- REQUEST -
Print every entry exactly as written.

- ENTRIES PROVIDED -
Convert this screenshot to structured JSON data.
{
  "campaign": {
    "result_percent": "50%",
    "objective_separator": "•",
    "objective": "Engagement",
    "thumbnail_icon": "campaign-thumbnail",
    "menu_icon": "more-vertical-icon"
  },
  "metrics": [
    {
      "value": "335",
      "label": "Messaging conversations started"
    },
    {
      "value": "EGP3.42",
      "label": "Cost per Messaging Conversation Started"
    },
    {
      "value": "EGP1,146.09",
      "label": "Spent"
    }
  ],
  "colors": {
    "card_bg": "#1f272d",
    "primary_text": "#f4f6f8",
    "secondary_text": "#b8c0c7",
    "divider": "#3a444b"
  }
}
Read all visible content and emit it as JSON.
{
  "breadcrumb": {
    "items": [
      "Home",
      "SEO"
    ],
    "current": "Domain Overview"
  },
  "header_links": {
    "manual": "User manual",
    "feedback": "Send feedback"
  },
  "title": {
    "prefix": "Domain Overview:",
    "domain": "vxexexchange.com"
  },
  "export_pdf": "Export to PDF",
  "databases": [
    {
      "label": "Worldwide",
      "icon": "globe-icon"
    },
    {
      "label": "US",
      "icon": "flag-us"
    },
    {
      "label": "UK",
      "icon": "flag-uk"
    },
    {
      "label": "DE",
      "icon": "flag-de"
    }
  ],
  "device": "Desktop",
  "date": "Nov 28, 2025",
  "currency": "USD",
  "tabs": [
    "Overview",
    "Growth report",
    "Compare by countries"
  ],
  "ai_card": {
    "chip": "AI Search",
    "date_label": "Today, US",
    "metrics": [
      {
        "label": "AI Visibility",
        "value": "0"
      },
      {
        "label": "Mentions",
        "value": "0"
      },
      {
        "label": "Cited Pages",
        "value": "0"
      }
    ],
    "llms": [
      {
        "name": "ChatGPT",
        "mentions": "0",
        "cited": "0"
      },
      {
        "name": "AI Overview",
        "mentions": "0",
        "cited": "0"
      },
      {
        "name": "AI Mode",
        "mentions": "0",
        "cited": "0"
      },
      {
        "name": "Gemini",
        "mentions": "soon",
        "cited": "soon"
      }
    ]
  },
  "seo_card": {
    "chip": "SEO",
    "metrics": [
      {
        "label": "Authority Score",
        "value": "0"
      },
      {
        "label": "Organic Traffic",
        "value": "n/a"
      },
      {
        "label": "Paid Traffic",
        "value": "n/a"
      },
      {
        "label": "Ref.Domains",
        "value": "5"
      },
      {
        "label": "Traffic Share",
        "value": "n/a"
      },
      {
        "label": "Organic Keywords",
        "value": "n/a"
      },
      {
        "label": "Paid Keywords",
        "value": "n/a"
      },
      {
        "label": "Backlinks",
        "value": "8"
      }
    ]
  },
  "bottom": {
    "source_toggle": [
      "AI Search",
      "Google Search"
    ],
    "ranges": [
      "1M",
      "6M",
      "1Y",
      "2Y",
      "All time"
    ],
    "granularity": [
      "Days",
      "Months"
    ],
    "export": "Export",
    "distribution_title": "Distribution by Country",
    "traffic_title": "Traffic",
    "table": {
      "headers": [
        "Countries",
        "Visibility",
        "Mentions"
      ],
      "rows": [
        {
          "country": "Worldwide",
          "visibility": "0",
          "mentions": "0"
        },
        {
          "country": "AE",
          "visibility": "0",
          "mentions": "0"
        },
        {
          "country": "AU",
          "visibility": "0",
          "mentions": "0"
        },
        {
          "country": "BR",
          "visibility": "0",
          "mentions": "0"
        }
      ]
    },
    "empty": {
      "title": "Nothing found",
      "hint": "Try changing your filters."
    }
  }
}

- RIGHT ANSWER -
Convert this screenshot to structured JSON data.
{
  "campaign": {
    "result_percent": "50%",
    "objective_separator": "•",
    "objective": "Engagement",
    "thumbnail_icon": "campaign-thumbnail",
    "menu_icon": "more-vertical-icon"
  },
  "metrics": [
    {
      "value": "335",
      "label": "Messaging conversations started"
    },
    {
      "value": "EGP3.42",
      "label": "Cost per Messaging Conversation Started"
    },
    {
      "value": "EGP1,146.09",
      "label": "Spent"
    }
  ],
  "colors": {
    "card_bg": "#1f272d",
    "primary_text": "#f4f6f8",
    "secondary_text": "#b8c0c7",
    "divider": "#3a444b"
  }
}
Read all visible content and emit it as JSON.
{
  "breadcrumb": {
    "items": [
      "Home",
      "SEO"
    ],
    "current": "Domain Overview"
  },
  "header_links": {
    "manual": "User manual",
    "feedback": "Send feedback"
  },
  "title": {
    "prefix": "Domain Overview:",
    "domain": "vxexexchange.com"
  },
  "export_pdf": "Export to PDF",
  "databases": [
    {
      "label": "Worldwide",
      "icon": "globe-icon"
    },
    {
      "label": "US",
      "icon": "flag-us"
    },
    {
      "label": "UK",
      "icon": "flag-uk"
    },
    {
      "label": "DE",
      "icon": "flag-de"
    }
  ],
  "device": "Desktop",
  "date": "Nov 28, 2025",
  "currency": "USD",
  "tabs": [
    "Overview",
    "Growth report",
    "Compare by countries"
  ],
  "ai_card": {
    "chip": "AI Search",
    "date_label": "Today, US",
    "metrics": [
      {
        "label": "AI Visibility",
        "value": "0"
      },
      {
        "label": "Mentions",
        "value": "0"
      },
      {
        "label": "Cited Pages",
        "value": "0"
      }
    ],
    "llms": [
      {
        "name": "ChatGPT",
        "mentions": "0",
        "cited": "0"
      },
      {
        "name": "AI Overview",
        "mentions": "0",
        "cited": "0"
      },
      {
        "name": "AI Mode",
        "mentions": "0",
        "cited": "0"
      },
      {
        "name": "Gemini",
        "mentions": "soon",
        "cited": "soon"
      }
    ]
  },
  "seo_card": {
    "chip": "SEO",
    "metrics": [
      {
        "label": "Authority Score",
        "value": "0"
      },
      {
        "label": "Organic Traffic",
        "value": "n/a"
      },
      {
        "label": "Paid Traffic",
        "value": "n/a"
      },
      {
        "label": "Ref.Domains",
        "value": "5"
      },
      {
        "label": "Traffic Share",
        "value": "n/a"
      },
      {
        "label": "Organic Keywords",
        "value": "n/a"
      },
      {
        "label": "Paid Keywords",
        "value": "n/a"
      },
      {
        "label": "Backlinks",
        "value": "8"
      }
    ]
  },
  "bottom": {
    "source_toggle": [
      "AI Search",
      "Google Search"
    ],
    "ranges": [
      "1M",
      "6M",
      "1Y",
      "2Y",
      "All time"
    ],
    "granularity": [
      "Days",
      "Months"
    ],
    "export": "Export",
    "distribution_title": "Distribution by Country",
    "traffic_title": "Traffic",
    "table": {
      "headers": [
        "Countries",
        "Visibility",
        "Mentions"
      ],
      "rows": [
        {
          "country": "Worldwide",
          "visibility": "0",
          "mentions": "0"
        },
        {
          "country": "AE",
          "visibility": "0",
          "mentions": "0"
        },
        {
          "country": "AU",
          "visibility": "0",
          "mentions": "0"
        },
        {
          "country": "BR",
          "visibility": "0",
          "mentions": "0"
        }
      ]
    },
    "empty": {
      "title": "Nothing found",
      "hint": "Try changing your filters."
    }
  }
}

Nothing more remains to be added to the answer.